- **Problem description**
Rewrite the listing from the line containing "Output each element" to the line containing "syntax-line-2 — [72, 242, 812, 266]" as a Markdown table with the columns Row and Text, where Row numbers each line, and leave out any blank lines.

- **Dataset records**
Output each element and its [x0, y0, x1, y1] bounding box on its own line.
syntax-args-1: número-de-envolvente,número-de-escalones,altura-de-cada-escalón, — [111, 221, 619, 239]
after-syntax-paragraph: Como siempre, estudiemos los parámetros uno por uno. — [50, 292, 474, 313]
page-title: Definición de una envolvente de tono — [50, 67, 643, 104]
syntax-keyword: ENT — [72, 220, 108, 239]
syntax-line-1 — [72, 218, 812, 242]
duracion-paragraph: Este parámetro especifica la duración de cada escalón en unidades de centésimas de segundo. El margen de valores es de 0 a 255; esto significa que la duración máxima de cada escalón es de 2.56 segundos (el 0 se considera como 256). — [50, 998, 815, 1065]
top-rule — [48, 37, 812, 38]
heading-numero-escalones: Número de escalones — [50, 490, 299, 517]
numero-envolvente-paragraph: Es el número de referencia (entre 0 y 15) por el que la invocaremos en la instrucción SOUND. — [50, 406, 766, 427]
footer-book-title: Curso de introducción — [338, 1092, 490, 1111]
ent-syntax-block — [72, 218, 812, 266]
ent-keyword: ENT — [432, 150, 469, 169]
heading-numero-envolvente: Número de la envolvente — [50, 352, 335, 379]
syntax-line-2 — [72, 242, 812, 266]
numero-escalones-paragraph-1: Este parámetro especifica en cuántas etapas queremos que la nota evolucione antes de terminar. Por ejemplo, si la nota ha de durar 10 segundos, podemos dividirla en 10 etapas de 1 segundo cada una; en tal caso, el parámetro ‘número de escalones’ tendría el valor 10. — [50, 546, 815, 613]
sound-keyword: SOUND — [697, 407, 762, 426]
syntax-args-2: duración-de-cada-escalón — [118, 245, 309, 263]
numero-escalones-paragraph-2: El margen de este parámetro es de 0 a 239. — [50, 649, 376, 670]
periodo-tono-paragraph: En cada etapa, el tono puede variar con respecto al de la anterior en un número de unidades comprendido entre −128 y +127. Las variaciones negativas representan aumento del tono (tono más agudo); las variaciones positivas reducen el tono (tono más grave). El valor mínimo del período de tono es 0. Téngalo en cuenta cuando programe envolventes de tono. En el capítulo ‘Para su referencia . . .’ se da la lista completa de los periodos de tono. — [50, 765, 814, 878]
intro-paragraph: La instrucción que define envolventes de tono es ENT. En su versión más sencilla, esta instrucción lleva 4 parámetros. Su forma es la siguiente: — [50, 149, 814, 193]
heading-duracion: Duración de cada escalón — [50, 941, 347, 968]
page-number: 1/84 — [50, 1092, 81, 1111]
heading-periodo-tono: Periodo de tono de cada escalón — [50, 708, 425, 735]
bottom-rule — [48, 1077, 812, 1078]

* * *

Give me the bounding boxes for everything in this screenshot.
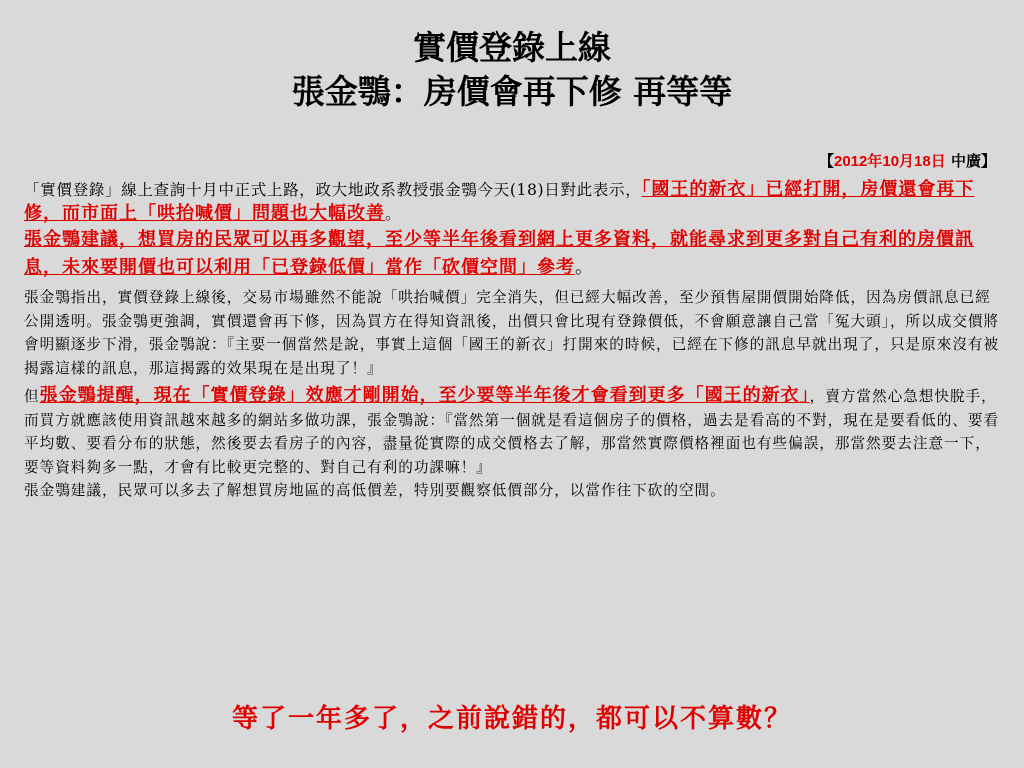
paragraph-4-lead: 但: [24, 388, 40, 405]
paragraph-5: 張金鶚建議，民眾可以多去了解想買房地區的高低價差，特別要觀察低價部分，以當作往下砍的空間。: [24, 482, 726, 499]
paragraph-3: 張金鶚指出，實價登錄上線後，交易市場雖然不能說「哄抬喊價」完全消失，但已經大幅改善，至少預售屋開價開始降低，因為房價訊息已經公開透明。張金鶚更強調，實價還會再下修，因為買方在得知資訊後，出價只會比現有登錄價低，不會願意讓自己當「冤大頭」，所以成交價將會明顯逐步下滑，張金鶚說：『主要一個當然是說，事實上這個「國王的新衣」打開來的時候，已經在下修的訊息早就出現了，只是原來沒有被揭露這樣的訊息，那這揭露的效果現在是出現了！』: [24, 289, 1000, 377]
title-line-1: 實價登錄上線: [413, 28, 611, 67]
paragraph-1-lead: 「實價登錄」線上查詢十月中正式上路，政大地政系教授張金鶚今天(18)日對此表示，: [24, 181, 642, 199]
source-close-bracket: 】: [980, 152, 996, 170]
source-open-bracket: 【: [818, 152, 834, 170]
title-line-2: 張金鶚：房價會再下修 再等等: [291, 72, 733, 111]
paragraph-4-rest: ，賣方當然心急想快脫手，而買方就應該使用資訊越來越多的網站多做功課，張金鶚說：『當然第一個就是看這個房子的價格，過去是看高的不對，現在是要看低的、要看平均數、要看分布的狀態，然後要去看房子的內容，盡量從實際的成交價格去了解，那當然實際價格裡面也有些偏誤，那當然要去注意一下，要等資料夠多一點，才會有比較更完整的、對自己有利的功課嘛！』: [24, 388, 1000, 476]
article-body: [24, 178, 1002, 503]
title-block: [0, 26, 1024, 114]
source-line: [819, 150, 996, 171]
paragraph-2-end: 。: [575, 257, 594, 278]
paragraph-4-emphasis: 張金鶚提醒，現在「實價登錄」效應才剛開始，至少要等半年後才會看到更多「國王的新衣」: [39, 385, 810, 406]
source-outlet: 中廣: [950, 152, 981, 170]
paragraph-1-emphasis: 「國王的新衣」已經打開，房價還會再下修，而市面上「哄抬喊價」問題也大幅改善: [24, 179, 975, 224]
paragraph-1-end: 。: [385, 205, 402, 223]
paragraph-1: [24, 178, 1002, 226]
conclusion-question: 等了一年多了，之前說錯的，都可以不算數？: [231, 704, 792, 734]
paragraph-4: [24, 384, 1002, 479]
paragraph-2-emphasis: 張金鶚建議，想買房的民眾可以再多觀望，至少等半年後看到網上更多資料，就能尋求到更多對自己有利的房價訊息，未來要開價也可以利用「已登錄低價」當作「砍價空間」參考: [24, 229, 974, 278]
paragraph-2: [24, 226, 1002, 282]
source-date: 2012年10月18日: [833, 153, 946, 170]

- **Complete response**
| Row | Text |
|---|---|
| 1 | Output each element and its [x0, y0, x1, y1] bounding box on its own line. |
| 2 | syntax-args-1: número-de-envolvente,número-de-escalones,altura-de-cada-escalón, — [111, 221, 619, 239] |
| 3 | after-syntax-paragraph: Como siempre, estudiemos los parámetros uno por uno. — [50, 292, 474, 313] |
| 4 | page-title: Definición de una envolvente de tono — [50, 67, 643, 104] |
| 5 | syntax-keyword: ENT — [72, 220, 108, 239] |
| 6 | syntax-line-1 — [72, 218, 812, 242] |
| 7 | duracion-paragraph: Este parámetro especifica la duración de cada escalón en unidades de centésimas de segundo. El margen de valores es de 0 a 255; esto significa que la duración máxima de cada escalón es de 2.56 segundos (el 0 se considera como 256). — [50, 998, 815, 1065] |
| 8 | top-rule — [48, 37, 812, 38] |
| 9 | heading-numero-escalones: Número de escalones — [50, 490, 299, 517] |
| 10 | numero-envolvente-paragraph: Es el número de referencia (entre 0 y 15) por el que la invocaremos en la instrucción SOUND. — [50, 406, 766, 427] |
| 11 | footer-book-title: Curso de introducción — [338, 1092, 490, 1111] |
| 12 | ent-syntax-block — [72, 218, 812, 266] |
| 13 | ent-keyword: ENT — [432, 150, 469, 169] |
| 14 | heading-numero-envolvente: Número de la envolvente — [50, 352, 335, 379] |
| 15 | syntax-line-2 — [72, 242, 812, 266] |